--- START OF Dataset content ---

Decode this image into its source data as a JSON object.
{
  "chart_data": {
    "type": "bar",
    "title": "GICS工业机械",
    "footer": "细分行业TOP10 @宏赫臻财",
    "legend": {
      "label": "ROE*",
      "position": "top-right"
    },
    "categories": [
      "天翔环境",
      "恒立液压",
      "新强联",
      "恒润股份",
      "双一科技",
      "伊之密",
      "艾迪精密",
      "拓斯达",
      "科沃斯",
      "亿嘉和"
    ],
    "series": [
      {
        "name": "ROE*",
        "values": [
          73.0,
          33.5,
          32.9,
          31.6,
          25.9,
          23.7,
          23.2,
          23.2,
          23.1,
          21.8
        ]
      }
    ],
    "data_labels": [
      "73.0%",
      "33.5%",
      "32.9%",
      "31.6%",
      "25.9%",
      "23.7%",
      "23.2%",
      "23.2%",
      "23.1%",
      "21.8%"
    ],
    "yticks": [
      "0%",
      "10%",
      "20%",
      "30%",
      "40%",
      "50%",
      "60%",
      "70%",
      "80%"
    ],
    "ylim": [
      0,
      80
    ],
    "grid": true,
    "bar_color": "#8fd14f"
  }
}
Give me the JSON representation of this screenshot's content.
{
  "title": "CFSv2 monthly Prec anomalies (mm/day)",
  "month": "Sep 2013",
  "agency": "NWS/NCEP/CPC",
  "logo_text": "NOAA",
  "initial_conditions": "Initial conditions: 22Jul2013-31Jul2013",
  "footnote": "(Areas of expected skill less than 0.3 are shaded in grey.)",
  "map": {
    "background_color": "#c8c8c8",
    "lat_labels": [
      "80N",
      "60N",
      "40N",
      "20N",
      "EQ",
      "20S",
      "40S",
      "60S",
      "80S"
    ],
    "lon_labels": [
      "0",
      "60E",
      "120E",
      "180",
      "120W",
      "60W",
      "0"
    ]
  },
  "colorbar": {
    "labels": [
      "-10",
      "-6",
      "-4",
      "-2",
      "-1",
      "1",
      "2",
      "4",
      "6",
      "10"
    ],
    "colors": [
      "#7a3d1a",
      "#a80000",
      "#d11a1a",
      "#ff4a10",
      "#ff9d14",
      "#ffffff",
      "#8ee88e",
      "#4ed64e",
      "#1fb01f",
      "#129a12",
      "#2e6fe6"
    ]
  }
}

--- END OF Dataset content ---

The exercise:
Retype the entries one by one, exactly.

Solved exercise:
Decode this image into its source data as a JSON object.
{
  "chart_data": {
    "type": "bar",
    "title": "GICS工业机械",
    "footer": "细分行业TOP10 @宏赫臻财",
    "legend": {
      "label": "ROE*",
      "position": "top-right"
    },
    "categories": [
      "天翔环境",
      "恒立液压",
      "新强联",
      "恒润股份",
      "双一科技",
      "伊之密",
      "艾迪精密",
      "拓斯达",
      "科沃斯",
      "亿嘉和"
    ],
    "series": [
      {
        "name": "ROE*",
        "values": [
          73.0,
          33.5,
          32.9,
          31.6,
          25.9,
          23.7,
          23.2,
          23.2,
          23.1,
          21.8
        ]
      }
    ],
    "data_labels": [
      "73.0%",
      "33.5%",
      "32.9%",
      "31.6%",
      "25.9%",
      "23.7%",
      "23.2%",
      "23.2%",
      "23.1%",
      "21.8%"
    ],
    "yticks": [
      "0%",
      "10%",
      "20%",
      "30%",
      "40%",
      "50%",
      "60%",
      "70%",
      "80%"
    ],
    "ylim": [
      0,
      80
    ],
    "grid": true,
    "bar_color": "#8fd14f"
  }
}
Give me the JSON representation of this screenshot's content.
{
  "title": "CFSv2 monthly Prec anomalies (mm/day)",
  "month": "Sep 2013",
  "agency": "NWS/NCEP/CPC",
  "logo_text": "NOAA",
  "initial_conditions": "Initial conditions: 22Jul2013-31Jul2013",
  "footnote": "(Areas of expected skill less than 0.3 are shaded in grey.)",
  "map": {
    "background_color": "#c8c8c8",
    "lat_labels": [
      "80N",
      "60N",
      "40N",
      "20N",
      "EQ",
      "20S",
      "40S",
      "60S",
      "80S"
    ],
    "lon_labels": [
      "0",
      "60E",
      "120E",
      "180",
      "120W",
      "60W",
      "0"
    ]
  },
  "colorbar": {
    "labels": [
      "-10",
      "-6",
      "-4",
      "-2",
      "-1",
      "1",
      "2",
      "4",
      "6",
      "10"
    ],
    "colors": [
      "#7a3d1a",
      "#a80000",
      "#d11a1a",
      "#ff4a10",
      "#ff9d14",
      "#ffffff",
      "#8ee88e",
      "#4ed64e",
      "#1fb01f",
      "#129a12",
      "#2e6fe6"
    ]
  }
}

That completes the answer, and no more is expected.